(Saved data entries)
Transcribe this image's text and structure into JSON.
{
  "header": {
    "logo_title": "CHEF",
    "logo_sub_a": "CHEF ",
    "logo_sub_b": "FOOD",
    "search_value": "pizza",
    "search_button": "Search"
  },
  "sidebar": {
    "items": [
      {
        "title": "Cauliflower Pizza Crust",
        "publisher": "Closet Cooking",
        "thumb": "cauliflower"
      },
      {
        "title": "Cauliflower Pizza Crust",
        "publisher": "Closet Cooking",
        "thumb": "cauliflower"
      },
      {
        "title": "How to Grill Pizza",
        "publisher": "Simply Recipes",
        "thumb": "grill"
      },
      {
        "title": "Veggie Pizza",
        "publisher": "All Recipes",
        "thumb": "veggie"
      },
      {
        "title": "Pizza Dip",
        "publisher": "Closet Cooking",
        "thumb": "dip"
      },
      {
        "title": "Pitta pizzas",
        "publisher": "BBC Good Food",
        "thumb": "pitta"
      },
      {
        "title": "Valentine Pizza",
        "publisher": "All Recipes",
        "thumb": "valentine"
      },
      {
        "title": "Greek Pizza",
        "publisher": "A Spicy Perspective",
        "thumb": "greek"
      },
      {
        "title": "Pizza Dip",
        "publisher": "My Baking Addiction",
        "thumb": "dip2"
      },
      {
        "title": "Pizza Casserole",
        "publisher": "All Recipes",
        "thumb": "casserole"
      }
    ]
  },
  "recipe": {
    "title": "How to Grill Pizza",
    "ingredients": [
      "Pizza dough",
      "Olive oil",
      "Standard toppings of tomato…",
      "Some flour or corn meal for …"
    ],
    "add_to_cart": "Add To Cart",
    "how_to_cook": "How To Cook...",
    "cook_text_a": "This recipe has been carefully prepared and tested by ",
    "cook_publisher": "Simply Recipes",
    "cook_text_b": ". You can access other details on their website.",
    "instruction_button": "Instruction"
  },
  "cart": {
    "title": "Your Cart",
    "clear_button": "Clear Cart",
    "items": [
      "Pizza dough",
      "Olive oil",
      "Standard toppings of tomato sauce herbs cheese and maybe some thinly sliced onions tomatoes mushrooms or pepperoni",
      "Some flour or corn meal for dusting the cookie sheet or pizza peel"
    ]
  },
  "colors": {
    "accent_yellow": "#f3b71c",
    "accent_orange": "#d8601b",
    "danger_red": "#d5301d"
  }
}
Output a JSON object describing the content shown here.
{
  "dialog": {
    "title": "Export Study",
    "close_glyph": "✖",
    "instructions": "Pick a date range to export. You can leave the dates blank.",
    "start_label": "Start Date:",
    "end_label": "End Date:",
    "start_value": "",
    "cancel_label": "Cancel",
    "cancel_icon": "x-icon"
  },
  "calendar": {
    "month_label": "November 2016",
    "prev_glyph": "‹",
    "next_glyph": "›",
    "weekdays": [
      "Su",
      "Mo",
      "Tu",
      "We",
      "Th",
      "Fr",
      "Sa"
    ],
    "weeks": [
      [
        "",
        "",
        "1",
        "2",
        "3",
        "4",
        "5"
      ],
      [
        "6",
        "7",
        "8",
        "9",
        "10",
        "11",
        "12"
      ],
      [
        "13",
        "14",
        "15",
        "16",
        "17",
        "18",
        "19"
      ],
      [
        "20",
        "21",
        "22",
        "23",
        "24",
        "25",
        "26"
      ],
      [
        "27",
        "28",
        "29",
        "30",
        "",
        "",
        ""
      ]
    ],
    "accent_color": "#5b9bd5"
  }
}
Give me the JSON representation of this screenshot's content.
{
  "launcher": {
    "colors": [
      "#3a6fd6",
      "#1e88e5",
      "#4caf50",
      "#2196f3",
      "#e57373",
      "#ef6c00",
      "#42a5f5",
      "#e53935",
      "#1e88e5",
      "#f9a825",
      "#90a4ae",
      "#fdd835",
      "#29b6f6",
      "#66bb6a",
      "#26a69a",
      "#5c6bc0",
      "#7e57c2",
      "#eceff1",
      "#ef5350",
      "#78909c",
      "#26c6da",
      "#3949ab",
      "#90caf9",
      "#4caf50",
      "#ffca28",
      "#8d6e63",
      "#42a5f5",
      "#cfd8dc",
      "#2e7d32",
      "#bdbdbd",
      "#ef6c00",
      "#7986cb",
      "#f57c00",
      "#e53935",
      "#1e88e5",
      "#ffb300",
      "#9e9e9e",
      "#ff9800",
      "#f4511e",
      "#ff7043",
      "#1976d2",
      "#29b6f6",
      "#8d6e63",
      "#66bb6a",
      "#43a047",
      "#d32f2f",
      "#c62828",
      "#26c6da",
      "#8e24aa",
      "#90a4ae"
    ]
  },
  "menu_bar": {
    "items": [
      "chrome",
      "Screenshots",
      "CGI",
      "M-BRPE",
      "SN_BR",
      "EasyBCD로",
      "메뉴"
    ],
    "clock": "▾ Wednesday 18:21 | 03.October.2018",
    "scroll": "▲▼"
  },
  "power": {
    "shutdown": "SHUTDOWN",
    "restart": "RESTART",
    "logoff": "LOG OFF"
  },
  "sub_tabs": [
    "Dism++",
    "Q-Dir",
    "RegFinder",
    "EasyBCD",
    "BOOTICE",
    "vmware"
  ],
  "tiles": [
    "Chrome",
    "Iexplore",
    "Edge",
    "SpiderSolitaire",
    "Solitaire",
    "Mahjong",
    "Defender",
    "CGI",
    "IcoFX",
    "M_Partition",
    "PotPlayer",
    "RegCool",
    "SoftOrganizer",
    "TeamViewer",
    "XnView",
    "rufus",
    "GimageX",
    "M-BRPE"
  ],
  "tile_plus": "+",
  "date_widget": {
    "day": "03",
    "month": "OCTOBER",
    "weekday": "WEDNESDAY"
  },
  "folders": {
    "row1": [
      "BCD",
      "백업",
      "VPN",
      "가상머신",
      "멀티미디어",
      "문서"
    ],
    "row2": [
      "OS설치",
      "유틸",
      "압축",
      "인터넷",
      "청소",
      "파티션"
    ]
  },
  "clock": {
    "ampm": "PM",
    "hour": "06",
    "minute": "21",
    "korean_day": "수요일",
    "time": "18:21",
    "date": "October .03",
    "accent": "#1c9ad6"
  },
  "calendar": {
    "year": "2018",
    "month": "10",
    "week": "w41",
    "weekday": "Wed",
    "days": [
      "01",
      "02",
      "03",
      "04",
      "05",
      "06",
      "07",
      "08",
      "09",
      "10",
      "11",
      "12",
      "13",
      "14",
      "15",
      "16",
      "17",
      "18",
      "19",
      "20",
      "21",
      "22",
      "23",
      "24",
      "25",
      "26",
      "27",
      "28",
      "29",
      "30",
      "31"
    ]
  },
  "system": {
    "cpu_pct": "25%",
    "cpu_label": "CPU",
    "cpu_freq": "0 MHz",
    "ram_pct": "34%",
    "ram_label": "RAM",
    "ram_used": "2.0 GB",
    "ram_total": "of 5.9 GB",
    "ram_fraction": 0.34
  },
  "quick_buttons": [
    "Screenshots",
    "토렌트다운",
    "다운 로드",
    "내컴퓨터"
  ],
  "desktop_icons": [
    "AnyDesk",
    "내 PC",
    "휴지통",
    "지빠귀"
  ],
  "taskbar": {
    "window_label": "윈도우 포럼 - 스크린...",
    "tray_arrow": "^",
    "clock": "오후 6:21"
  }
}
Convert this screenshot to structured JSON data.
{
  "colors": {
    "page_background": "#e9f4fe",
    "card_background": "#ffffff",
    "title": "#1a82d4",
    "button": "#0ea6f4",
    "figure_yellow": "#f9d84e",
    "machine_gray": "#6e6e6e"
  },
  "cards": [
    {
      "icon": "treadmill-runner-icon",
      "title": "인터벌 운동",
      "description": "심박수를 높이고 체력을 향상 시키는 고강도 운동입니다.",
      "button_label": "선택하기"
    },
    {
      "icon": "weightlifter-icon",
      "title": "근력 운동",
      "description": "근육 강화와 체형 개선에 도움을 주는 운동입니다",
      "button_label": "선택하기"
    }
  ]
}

» **Task details**: Restate the final lines of the listing above word for word, beginning at the line that contains "Convert this screenshot".

» **Reply to the exercise**:
Convert this screenshot to structured JSON data.
{
  "colors": {
    "page_background": "#e9f4fe",
    "card_background": "#ffffff",
    "title": "#1a82d4",
    "button": "#0ea6f4",
    "figure_yellow": "#f9d84e",
    "machine_gray": "#6e6e6e"
  },
  "cards": [
    {
      "icon": "treadmill-runner-icon",
      "title": "인터벌 운동",
      "description": "심박수를 높이고 체력을 향상 시키는 고강도 운동입니다.",
      "button_label": "선택하기"
    },
    {
      "icon": "weightlifter-icon",
      "title": "근력 운동",
      "description": "근육 강화와 체형 개선에 도움을 주는 운동입니다",
      "button_label": "선택하기"
    }
  ]
}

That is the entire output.